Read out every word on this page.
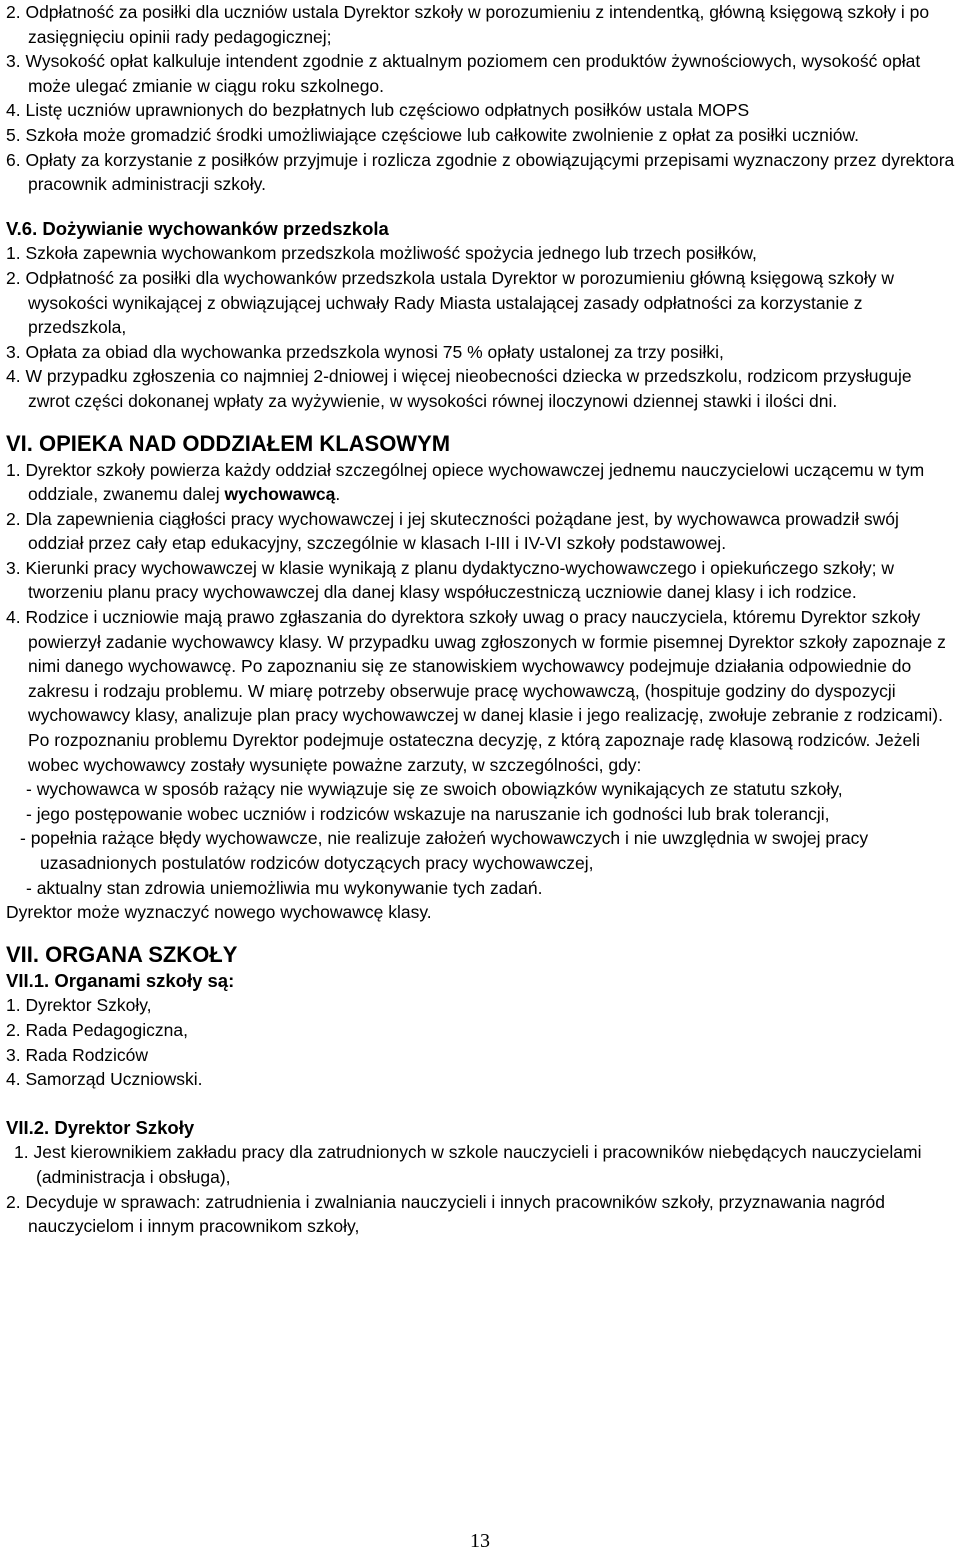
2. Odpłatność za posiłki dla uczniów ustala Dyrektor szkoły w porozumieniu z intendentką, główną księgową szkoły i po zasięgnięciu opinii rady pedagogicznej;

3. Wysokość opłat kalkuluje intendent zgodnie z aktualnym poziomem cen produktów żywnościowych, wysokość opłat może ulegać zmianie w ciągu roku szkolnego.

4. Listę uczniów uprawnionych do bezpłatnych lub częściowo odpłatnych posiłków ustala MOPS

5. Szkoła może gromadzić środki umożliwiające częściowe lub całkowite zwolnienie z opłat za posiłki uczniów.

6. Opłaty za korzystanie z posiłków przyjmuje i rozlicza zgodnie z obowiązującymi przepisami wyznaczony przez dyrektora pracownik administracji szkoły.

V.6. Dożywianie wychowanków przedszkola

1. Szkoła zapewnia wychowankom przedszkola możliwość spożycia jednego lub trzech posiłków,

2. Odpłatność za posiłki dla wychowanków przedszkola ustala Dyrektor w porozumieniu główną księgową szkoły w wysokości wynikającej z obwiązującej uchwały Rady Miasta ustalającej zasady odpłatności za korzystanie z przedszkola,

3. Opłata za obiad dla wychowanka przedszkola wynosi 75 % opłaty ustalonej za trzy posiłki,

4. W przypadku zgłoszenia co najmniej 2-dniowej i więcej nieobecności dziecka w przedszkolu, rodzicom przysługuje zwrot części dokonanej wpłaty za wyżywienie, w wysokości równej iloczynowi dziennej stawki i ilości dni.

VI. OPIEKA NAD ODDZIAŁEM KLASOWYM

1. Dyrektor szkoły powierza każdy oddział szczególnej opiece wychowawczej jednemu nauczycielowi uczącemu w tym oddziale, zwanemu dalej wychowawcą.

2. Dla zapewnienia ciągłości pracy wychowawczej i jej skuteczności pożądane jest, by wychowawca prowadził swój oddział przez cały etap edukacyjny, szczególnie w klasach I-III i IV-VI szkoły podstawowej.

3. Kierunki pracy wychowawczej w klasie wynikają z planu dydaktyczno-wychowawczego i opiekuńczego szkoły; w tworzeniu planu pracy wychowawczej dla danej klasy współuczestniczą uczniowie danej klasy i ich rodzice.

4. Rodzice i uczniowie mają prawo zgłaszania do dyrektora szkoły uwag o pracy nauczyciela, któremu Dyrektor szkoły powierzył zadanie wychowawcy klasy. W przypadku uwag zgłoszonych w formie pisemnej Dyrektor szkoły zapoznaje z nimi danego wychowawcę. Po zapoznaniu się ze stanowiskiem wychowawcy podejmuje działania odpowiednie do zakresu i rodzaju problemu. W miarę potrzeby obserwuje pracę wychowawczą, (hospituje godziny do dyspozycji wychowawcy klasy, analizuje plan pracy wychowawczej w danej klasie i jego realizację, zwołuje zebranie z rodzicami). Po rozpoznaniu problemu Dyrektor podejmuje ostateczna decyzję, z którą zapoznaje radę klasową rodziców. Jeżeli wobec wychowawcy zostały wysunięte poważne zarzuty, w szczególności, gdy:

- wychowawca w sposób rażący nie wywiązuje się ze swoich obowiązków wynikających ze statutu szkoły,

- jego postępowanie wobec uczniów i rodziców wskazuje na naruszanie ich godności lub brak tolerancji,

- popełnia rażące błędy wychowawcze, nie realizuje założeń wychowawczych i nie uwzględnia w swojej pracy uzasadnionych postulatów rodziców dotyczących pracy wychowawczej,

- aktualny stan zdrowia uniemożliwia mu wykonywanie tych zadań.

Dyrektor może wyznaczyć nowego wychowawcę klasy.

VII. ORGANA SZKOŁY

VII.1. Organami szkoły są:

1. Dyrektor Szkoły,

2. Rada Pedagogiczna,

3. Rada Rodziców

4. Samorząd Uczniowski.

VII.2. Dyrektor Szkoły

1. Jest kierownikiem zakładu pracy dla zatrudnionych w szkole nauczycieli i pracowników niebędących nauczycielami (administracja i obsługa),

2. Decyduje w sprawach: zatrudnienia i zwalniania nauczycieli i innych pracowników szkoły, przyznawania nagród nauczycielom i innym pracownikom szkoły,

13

Short problem: Check each line above for the string "wychowawczej" and show the ones that have it.

Output for this exercise:
1. Dyrektor szkoły powierza każdy oddział szczególnej opiece wychowawczej jednemu nauczycielowi uczącemu w tym oddziale, zwanemu dalej wychowawcą.
2. Dla zapewnienia ciągłości pracy wychowawczej i jej skuteczności pożądane jest, by wychowawca prowadził swój oddział przez cały etap edukacyjny, szczególnie w klasach I-III i IV-VI szkoły podstawowej.
3. Kierunki pracy wychowawczej w klasie wynikają z planu dydaktyczno-wychowawczego i opiekuńczego szkoły; w tworzeniu planu pracy wychowawczej dla danej klasy współuczestniczą uczniowie danej klasy i ich rodzice.
4. Rodzice i uczniowie mają prawo zgłaszania do dyrektora szkoły uwag o pracy nauczyciela, któremu Dyrektor szkoły powierzył zadanie wychowawcy klasy. W przypadku uwag zgłoszonych w formie pisemnej Dyrektor szkoły zapoznaje z nimi danego wychowawcę. Po zapoznaniu się ze stanowiskiem wychowawcy podejmuje działania odpowiednie do zakresu i rodzaju problemu. W miarę potrzeby obserwuje pracę wychowawczą, (hospituje godziny do dyspozycji wychowawcy klasy, analizuje plan pracy wychowawczej w danej klasie i jego realizację, zwołuje zebranie z rodzicami). Po rozpoznaniu problemu Dyrektor podejmuje ostateczna decyzję, z którą zapoznaje radę klasową rodziców. Jeżeli wobec wychowawcy zostały wysunięte poważne zarzuty, w szczególności, gdy:
- popełnia rażące błędy wychowawcze, nie realizuje założeń wychowawczych i nie uwzględnia w swojej pracy uzasadnionych postulatów rodziców dotyczących pracy wychowawczej,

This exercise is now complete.